Stated goal:
Return all lines from the listing below in which the string "Punktu" occurs.

Supplied records:
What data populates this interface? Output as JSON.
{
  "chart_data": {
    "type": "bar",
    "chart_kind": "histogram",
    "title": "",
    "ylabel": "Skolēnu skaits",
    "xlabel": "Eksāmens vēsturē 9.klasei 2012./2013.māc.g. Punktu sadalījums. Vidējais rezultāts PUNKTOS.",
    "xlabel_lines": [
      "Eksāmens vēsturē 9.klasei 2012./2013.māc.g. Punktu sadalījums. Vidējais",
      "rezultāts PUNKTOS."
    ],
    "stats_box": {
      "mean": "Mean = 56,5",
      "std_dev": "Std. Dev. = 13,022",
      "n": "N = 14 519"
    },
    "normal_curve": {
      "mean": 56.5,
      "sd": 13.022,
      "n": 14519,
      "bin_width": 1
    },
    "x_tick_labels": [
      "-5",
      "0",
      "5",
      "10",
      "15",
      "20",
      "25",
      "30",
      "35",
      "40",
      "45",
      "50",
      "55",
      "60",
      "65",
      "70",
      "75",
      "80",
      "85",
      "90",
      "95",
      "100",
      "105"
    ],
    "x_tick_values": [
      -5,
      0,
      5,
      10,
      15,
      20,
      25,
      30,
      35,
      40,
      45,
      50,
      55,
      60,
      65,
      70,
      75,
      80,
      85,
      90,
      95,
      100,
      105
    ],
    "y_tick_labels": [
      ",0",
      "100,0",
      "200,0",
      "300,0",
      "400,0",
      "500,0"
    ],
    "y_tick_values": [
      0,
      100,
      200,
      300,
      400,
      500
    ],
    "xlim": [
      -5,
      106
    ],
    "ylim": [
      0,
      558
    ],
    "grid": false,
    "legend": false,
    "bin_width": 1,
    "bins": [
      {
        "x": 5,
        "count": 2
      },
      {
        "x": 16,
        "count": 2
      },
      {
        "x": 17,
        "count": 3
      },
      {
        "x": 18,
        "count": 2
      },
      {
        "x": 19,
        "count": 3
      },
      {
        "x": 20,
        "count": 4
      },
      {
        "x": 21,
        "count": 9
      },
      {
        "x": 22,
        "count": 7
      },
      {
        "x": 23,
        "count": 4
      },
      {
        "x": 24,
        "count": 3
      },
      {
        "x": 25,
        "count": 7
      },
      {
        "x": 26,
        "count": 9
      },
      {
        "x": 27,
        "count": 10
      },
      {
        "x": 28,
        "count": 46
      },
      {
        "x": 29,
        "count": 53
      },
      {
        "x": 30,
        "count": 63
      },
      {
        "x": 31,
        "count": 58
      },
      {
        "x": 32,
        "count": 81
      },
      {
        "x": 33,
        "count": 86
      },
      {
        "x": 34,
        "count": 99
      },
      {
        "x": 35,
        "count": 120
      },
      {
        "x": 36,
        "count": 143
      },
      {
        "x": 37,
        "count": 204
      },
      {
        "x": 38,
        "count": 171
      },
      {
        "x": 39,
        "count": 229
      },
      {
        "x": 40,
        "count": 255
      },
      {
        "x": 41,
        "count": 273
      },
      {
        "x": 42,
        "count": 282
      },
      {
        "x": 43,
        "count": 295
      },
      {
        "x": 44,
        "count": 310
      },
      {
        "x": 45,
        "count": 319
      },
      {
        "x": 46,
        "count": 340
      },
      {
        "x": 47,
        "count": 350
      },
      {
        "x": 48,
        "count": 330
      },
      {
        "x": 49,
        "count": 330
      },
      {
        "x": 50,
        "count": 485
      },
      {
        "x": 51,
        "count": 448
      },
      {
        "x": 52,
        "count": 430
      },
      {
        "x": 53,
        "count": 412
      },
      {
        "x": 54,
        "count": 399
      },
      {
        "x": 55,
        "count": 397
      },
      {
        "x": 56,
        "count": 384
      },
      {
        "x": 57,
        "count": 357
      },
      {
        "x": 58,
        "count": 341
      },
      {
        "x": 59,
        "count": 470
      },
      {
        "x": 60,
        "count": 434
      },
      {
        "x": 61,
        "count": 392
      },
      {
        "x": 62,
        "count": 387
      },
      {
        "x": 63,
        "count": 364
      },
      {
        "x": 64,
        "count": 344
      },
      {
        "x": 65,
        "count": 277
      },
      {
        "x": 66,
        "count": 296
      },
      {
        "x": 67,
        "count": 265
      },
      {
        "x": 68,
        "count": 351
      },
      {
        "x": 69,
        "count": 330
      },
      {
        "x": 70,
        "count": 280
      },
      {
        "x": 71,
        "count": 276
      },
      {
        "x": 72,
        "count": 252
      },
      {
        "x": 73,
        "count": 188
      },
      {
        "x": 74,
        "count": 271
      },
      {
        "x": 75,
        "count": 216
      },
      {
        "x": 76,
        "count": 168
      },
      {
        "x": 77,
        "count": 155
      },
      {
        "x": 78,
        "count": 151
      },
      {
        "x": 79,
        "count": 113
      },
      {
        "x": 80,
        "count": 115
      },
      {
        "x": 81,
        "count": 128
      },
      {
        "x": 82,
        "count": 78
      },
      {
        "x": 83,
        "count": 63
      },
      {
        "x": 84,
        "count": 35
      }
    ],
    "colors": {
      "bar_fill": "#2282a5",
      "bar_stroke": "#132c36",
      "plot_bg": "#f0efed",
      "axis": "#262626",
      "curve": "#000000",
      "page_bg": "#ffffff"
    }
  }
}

* * *

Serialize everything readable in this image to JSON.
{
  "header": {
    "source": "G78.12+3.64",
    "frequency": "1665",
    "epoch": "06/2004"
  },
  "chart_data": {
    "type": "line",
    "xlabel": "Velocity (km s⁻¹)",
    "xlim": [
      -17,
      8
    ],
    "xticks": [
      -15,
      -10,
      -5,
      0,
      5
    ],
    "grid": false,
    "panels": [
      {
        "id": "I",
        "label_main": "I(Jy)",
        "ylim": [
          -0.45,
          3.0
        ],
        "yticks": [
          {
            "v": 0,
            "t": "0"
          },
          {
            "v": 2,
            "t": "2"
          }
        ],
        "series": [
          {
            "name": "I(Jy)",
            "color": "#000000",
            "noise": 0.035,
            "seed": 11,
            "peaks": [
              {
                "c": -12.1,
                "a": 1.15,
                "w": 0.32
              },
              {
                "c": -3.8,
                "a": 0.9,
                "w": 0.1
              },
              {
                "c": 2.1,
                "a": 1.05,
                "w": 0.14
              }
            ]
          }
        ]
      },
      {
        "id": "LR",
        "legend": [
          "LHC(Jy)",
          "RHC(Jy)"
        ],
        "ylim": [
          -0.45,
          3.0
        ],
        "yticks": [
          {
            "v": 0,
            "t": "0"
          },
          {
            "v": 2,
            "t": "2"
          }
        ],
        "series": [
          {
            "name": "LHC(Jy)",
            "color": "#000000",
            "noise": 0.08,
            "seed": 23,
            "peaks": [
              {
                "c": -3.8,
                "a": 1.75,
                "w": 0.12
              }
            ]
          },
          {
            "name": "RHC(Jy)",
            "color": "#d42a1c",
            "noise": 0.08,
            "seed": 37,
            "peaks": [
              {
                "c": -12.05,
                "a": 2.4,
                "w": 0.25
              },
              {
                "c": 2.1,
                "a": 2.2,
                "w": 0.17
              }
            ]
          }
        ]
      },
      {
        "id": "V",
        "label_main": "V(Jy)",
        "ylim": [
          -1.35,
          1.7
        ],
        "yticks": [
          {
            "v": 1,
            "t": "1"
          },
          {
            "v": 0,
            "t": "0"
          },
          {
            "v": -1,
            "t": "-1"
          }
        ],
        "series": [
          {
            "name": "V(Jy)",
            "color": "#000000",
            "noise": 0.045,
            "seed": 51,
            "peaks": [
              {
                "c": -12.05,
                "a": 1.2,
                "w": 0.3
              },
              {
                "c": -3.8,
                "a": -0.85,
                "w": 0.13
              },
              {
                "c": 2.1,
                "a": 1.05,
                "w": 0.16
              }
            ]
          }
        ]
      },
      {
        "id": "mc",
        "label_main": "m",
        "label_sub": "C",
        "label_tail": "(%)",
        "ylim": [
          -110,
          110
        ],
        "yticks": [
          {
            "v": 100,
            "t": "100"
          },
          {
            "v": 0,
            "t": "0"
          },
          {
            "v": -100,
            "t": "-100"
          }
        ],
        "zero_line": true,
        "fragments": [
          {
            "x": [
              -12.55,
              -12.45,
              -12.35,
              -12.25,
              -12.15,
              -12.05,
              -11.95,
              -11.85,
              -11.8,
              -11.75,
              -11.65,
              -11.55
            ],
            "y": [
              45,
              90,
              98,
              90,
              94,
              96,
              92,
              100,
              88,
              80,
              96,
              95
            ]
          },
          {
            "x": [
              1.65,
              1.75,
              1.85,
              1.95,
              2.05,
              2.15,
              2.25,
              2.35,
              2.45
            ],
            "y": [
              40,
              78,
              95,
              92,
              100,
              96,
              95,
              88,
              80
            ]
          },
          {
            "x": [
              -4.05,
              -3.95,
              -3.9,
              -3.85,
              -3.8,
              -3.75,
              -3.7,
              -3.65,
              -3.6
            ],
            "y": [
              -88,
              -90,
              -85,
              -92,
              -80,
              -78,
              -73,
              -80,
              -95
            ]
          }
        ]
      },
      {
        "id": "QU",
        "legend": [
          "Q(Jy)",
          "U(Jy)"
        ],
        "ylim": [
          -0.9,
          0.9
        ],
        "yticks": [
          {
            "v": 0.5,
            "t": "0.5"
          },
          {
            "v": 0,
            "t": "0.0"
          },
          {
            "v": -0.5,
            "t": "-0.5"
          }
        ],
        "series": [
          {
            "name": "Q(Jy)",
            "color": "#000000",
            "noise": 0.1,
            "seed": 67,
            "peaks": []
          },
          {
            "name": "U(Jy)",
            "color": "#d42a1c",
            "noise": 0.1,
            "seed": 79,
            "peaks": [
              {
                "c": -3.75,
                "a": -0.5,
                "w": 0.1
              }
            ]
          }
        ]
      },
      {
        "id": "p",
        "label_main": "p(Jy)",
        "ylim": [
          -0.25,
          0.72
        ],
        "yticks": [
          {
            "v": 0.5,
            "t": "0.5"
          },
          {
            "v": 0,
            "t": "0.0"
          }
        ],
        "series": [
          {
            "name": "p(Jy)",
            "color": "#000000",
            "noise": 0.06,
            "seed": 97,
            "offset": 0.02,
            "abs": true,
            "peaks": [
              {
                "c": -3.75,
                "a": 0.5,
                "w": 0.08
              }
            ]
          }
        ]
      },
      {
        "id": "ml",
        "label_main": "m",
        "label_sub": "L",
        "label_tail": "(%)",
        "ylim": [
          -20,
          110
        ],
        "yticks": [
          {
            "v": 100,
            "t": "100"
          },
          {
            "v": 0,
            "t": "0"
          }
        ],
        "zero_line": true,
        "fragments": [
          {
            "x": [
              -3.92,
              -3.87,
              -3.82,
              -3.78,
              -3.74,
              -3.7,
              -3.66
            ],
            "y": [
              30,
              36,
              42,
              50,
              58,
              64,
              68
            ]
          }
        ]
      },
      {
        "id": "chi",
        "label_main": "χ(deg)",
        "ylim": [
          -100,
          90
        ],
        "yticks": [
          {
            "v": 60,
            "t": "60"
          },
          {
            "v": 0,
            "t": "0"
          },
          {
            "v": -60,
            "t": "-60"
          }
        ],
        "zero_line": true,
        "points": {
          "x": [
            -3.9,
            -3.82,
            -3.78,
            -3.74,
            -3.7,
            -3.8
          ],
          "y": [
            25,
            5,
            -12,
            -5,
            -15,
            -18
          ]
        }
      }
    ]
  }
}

Result of the exercise:
    "xlabel": "Eksāmens vēsturē 9.klasei 2012./2013.māc.g. Punktu sadalījums. Vidējais rezultāts PUNKTOS.",
      "Eksāmens vēsturē 9.klasei 2012./2013.māc.g. Punktu sadalījums. Vidējais",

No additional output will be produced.